▶ _STUDY MATERIAL_:
============================================================

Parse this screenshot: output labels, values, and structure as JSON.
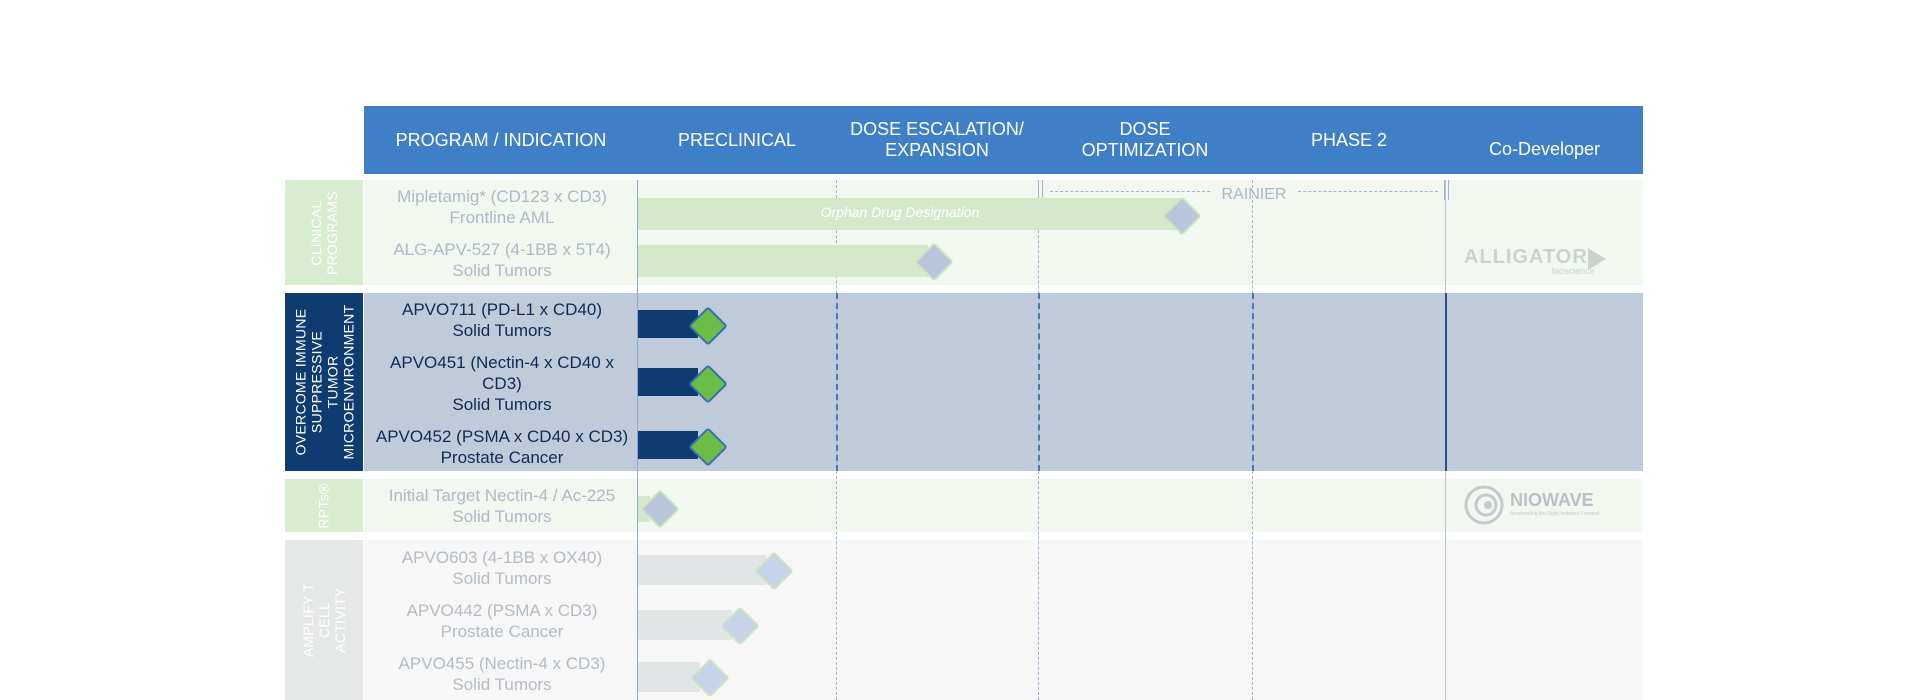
{
  "header": {
    "program": "PROGRAM / INDICATION",
    "preclinical": "PRECLINICAL",
    "dose_escalation": "DOSE ESCALATION/ EXPANSION",
    "dose_optimization": "DOSE OPTIMIZATION",
    "phase2": "PHASE 2",
    "co_developer": "Co-Developer"
  },
  "groups": {
    "clinical": "CLINICAL PROGRAMS",
    "overcome": "OVERCOME IMMUNE SUPPRESSIVE TUMOR MICROENVIRONMENT",
    "rpts": "RPTs®",
    "amplify": "AMPLIFY T CELL ACTIVITY"
  },
  "programs": [
    {
      "name": "Mipletamig* (CD123 x CD3)",
      "indication": "Frontline AML"
    },
    {
      "name": "ALG-APV-527 (4-1BB x 5T4)",
      "indication": "Solid Tumors"
    },
    {
      "name": "APVO711 (PD-L1 x CD40)",
      "indication": "Solid Tumors"
    },
    {
      "name": "APVO451 (Nectin-4 x CD40 x CD3)",
      "indication": "Solid Tumors"
    },
    {
      "name": "APVO452 (PSMA x CD40 x CD3)",
      "indication": "Prostate Cancer"
    },
    {
      "name": "Initial Target Nectin-4 / Ac-225",
      "indication": "Solid Tumors"
    },
    {
      "name": "APVO603 (4-1BB x OX40)",
      "indication": "Solid Tumors"
    },
    {
      "name": "APVO442 (PSMA x CD3)",
      "indication": "Prostate Cancer"
    },
    {
      "name": "APVO455 (Nectin-4 x CD3)",
      "indication": "Solid Tumors"
    }
  ],
  "annotations": {
    "orphan": "Orphan Drug Designation",
    "rainier": "RAINIER"
  },
  "co_developers": {
    "alligator_main": "ALLIGATOR",
    "alligator_sub": "bioscience",
    "niowave": "NIOWAVE",
    "niowave_sub": "Accelerating the Right Isotopes Forward"
  },
  "colors": {
    "header": "#3f7fc8",
    "clinical_band": "#f2f8ef",
    "overcome_band": "#bfcbdb",
    "amplify_band": "#f6f7f6",
    "navy": "#0e3c70",
    "green_diamond": "#6cbd45"
  }
}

============================================================

▶ _WHAT YOU WILL DO_: Would you return the entries verbatim, minus any images?

▶ _TASK RESULT_:
Parse this screenshot: output labels, values, and structure as JSON.
{
  "header": {
    "program": "PROGRAM / INDICATION",
    "preclinical": "PRECLINICAL",
    "dose_escalation": "DOSE ESCALATION/ EXPANSION",
    "dose_optimization": "DOSE OPTIMIZATION",
    "phase2": "PHASE 2",
    "co_developer": "Co-Developer"
  },
  "groups": {
    "clinical": "CLINICAL PROGRAMS",
    "overcome": "OVERCOME IMMUNE SUPPRESSIVE TUMOR MICROENVIRONMENT",
    "rpts": "RPTs®",
    "amplify": "AMPLIFY T CELL ACTIVITY"
  },
  "programs": [
    {
      "name": "Mipletamig* (CD123 x CD3)",
      "indication": "Frontline AML"
    },
    {
      "name": "ALG-APV-527 (4-1BB x 5T4)",
      "indication": "Solid Tumors"
    },
    {
      "name": "APVO711 (PD-L1 x CD40)",
      "indication": "Solid Tumors"
    },
    {
      "name": "APVO451 (Nectin-4 x CD40 x CD3)",
      "indication": "Solid Tumors"
    },
    {
      "name": "APVO452 (PSMA x CD40 x CD3)",
      "indication": "Prostate Cancer"
    },
    {
      "name": "Initial Target Nectin-4 / Ac-225",
      "indication": "Solid Tumors"
    },
    {
      "name": "APVO603 (4-1BB x OX40)",
      "indication": "Solid Tumors"
    },
    {
      "name": "APVO442 (PSMA x CD3)",
      "indication": "Prostate Cancer"
    },
    {
      "name": "APVO455 (Nectin-4 x CD3)",
      "indication": "Solid Tumors"
    }
  ],
  "annotations": {
    "orphan": "Orphan Drug Designation",
    "rainier": "RAINIER"
  },
  "co_developers": {
    "alligator_main": "ALLIGATOR",
    "alligator_sub": "bioscience",
    "niowave": "NIOWAVE",
    "niowave_sub": "Accelerating the Right Isotopes Forward"
  },
  "colors": {
    "header": "#3f7fc8",
    "clinical_band": "#f2f8ef",
    "overcome_band": "#bfcbdb",
    "amplify_band": "#f6f7f6",
    "navy": "#0e3c70",
    "green_diamond": "#6cbd45"
  }
}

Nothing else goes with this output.